§ Problem description: Restate the whole listing exactly.

Figure contents as structured data
[Begin]
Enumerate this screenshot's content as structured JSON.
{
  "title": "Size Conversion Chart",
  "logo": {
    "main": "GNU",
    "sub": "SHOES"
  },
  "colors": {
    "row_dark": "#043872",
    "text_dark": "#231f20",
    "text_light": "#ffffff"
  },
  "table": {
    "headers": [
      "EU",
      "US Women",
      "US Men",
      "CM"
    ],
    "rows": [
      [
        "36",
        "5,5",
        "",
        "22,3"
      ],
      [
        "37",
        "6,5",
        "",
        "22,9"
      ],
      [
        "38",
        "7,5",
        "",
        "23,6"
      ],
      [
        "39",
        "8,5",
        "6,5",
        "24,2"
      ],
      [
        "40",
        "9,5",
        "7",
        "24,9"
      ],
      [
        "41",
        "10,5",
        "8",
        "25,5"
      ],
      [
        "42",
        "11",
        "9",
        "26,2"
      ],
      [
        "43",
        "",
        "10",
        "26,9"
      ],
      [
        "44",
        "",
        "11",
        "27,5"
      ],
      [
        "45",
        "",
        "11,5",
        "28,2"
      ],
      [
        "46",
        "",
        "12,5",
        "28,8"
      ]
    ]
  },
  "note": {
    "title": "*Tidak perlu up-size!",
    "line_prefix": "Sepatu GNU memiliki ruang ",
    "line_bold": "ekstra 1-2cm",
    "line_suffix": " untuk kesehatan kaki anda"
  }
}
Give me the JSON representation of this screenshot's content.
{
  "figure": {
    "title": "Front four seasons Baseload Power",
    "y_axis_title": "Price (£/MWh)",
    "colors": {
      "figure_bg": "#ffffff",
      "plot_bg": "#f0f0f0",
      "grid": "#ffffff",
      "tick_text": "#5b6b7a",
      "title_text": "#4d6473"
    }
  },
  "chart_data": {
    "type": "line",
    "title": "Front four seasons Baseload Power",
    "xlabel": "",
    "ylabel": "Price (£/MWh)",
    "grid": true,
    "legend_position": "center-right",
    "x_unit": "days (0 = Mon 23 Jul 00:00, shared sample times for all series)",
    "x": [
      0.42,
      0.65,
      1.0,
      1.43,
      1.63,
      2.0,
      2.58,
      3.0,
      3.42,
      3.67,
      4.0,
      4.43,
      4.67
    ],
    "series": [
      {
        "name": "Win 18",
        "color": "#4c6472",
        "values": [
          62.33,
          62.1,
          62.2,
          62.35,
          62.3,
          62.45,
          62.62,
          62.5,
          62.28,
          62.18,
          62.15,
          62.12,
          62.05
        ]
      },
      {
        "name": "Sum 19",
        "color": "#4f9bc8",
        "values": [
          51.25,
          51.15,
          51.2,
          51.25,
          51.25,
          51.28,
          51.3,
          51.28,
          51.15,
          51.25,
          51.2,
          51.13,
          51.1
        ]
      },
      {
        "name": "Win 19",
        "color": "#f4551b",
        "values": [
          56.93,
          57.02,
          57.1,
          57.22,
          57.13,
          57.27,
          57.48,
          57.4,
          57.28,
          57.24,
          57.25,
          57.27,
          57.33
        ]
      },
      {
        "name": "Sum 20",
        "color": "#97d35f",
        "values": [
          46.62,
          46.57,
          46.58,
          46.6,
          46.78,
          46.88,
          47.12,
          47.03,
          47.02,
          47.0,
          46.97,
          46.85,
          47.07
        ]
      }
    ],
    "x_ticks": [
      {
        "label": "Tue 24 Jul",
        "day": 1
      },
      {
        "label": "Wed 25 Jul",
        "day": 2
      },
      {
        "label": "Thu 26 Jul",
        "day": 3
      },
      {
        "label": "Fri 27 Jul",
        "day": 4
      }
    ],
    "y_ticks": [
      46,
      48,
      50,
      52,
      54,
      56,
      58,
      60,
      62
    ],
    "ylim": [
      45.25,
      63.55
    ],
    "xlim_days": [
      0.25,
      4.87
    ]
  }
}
[End]
§ Task result:
Enumerate this screenshot's content as structured JSON.
{
  "title": "Size Conversion Chart",
  "logo": {
    "main": "GNU",
    "sub": "SHOES"
  },
  "colors": {
    "row_dark": "#043872",
    "text_dark": "#231f20",
    "text_light": "#ffffff"
  },
  "table": {
    "headers": [
      "EU",
      "US Women",
      "US Men",
      "CM"
    ],
    "rows": [
      [
        "36",
        "5,5",
        "",
        "22,3"
      ],
      [
        "37",
        "6,5",
        "",
        "22,9"
      ],
      [
        "38",
        "7,5",
        "",
        "23,6"
      ],
      [
        "39",
        "8,5",
        "6,5",
        "24,2"
      ],
      [
        "40",
        "9,5",
        "7",
        "24,9"
      ],
      [
        "41",
        "10,5",
        "8",
        "25,5"
      ],
      [
        "42",
        "11",
        "9",
        "26,2"
      ],
      [
        "43",
        "",
        "10",
        "26,9"
      ],
      [
        "44",
        "",
        "11",
        "27,5"
      ],
      [
        "45",
        "",
        "11,5",
        "28,2"
      ],
      [
        "46",
        "",
        "12,5",
        "28,8"
      ]
    ]
  },
  "note": {
    "title": "*Tidak perlu up-size!",
    "line_prefix": "Sepatu GNU memiliki ruang ",
    "line_bold": "ekstra 1-2cm",
    "line_suffix": " untuk kesehatan kaki anda"
  }
}
Give me the JSON representation of this screenshot's content.
{
  "figure": {
    "title": "Front four seasons Baseload Power",
    "y_axis_title": "Price (£/MWh)",
    "colors": {
      "figure_bg": "#ffffff",
      "plot_bg": "#f0f0f0",
      "grid": "#ffffff",
      "tick_text": "#5b6b7a",
      "title_text": "#4d6473"
    }
  },
  "chart_data": {
    "type": "line",
    "title": "Front four seasons Baseload Power",
    "xlabel": "",
    "ylabel": "Price (£/MWh)",
    "grid": true,
    "legend_position": "center-right",
    "x_unit": "days (0 = Mon 23 Jul 00:00, shared sample times for all series)",
    "x": [
      0.42,
      0.65,
      1.0,
      1.43,
      1.63,
      2.0,
      2.58,
      3.0,
      3.42,
      3.67,
      4.0,
      4.43,
      4.67
    ],
    "series": [
      {
        "name": "Win 18",
        "color": "#4c6472",
        "values": [
          62.33,
          62.1,
          62.2,
          62.35,
          62.3,
          62.45,
          62.62,
          62.5,
          62.28,
          62.18,
          62.15,
          62.12,
          62.05
        ]
      },
      {
        "name": "Sum 19",
        "color": "#4f9bc8",
        "values": [
          51.25,
          51.15,
          51.2,
          51.25,
          51.25,
          51.28,
          51.3,
          51.28,
          51.15,
          51.25,
          51.2,
          51.13,
          51.1
        ]
      },
      {
        "name": "Win 19",
        "color": "#f4551b",
        "values": [
          56.93,
          57.02,
          57.1,
          57.22,
          57.13,
          57.27,
          57.48,
          57.4,
          57.28,
          57.24,
          57.25,
          57.27,
          57.33
        ]
      },
      {
        "name": "Sum 20",
        "color": "#97d35f",
        "values": [
          46.62,
          46.57,
          46.58,
          46.6,
          46.78,
          46.88,
          47.12,
          47.03,
          47.02,
          47.0,
          46.97,
          46.85,
          47.07
        ]
      }
    ],
    "x_ticks": [
      {
        "label": "Tue 24 Jul",
        "day": 1
      },
      {
        "label": "Wed 25 Jul",
        "day": 2
      },
      {
        "label": "Thu 26 Jul",
        "day": 3
      },
      {
        "label": "Fri 27 Jul",
        "day": 4
      }
    ],
    "y_ticks": [
      46,
      48,
      50,
      52,
      54,
      56,
      58,
      60,
      62
    ],
    "ylim": [
      45.25,
      63.55
    ],
    "xlim_days": [
      0.25,
      4.87
    ]
  }
}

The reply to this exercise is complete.